— start of Material shown —

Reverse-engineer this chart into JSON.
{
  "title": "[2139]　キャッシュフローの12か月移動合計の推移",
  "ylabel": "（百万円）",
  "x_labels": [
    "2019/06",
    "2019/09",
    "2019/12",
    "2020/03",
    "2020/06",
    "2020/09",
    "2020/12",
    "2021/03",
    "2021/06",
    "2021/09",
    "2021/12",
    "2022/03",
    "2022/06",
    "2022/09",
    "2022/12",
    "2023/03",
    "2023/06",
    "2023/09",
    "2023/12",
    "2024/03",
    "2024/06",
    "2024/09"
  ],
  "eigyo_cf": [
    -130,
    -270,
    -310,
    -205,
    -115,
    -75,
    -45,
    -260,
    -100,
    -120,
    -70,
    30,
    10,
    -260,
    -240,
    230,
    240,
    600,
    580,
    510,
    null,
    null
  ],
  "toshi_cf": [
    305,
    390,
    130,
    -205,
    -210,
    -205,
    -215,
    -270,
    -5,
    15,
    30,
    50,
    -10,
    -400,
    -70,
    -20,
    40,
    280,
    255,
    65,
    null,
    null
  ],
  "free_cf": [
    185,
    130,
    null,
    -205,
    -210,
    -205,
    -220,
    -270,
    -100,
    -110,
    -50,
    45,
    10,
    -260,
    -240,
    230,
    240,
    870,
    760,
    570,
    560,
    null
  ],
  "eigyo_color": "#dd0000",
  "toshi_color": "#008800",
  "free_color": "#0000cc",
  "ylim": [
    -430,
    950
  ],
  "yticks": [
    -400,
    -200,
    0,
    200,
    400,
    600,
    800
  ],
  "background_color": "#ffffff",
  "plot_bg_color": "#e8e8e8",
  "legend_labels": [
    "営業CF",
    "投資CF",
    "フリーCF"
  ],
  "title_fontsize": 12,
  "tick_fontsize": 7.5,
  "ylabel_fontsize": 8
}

— end of Material shown —

--- Requirement ---
Each line above must be printed exactly as it appears.

--- The completed task ---
Reverse-engineer this chart into JSON.
{
  "title": "[2139]　キャッシュフローの12か月移動合計の推移",
  "ylabel": "（百万円）",
  "x_labels": [
    "2019/06",
    "2019/09",
    "2019/12",
    "2020/03",
    "2020/06",
    "2020/09",
    "2020/12",
    "2021/03",
    "2021/06",
    "2021/09",
    "2021/12",
    "2022/03",
    "2022/06",
    "2022/09",
    "2022/12",
    "2023/03",
    "2023/06",
    "2023/09",
    "2023/12",
    "2024/03",
    "2024/06",
    "2024/09"
  ],
  "eigyo_cf": [
    -130,
    -270,
    -310,
    -205,
    -115,
    -75,
    -45,
    -260,
    -100,
    -120,
    -70,
    30,
    10,
    -260,
    -240,
    230,
    240,
    600,
    580,
    510,
    null,
    null
  ],
  "toshi_cf": [
    305,
    390,
    130,
    -205,
    -210,
    -205,
    -215,
    -270,
    -5,
    15,
    30,
    50,
    -10,
    -400,
    -70,
    -20,
    40,
    280,
    255,
    65,
    null,
    null
  ],
  "free_cf": [
    185,
    130,
    null,
    -205,
    -210,
    -205,
    -220,
    -270,
    -100,
    -110,
    -50,
    45,
    10,
    -260,
    -240,
    230,
    240,
    870,
    760,
    570,
    560,
    null
  ],
  "eigyo_color": "#dd0000",
  "toshi_color": "#008800",
  "free_color": "#0000cc",
  "ylim": [
    -430,
    950
  ],
  "yticks": [
    -400,
    -200,
    0,
    200,
    400,
    600,
    800
  ],
  "background_color": "#ffffff",
  "plot_bg_color": "#e8e8e8",
  "legend_labels": [
    "営業CF",
    "投資CF",
    "フリーCF"
  ],
  "title_fontsize": 12,
  "tick_fontsize": 7.5,
  "ylabel_fontsize": 8
}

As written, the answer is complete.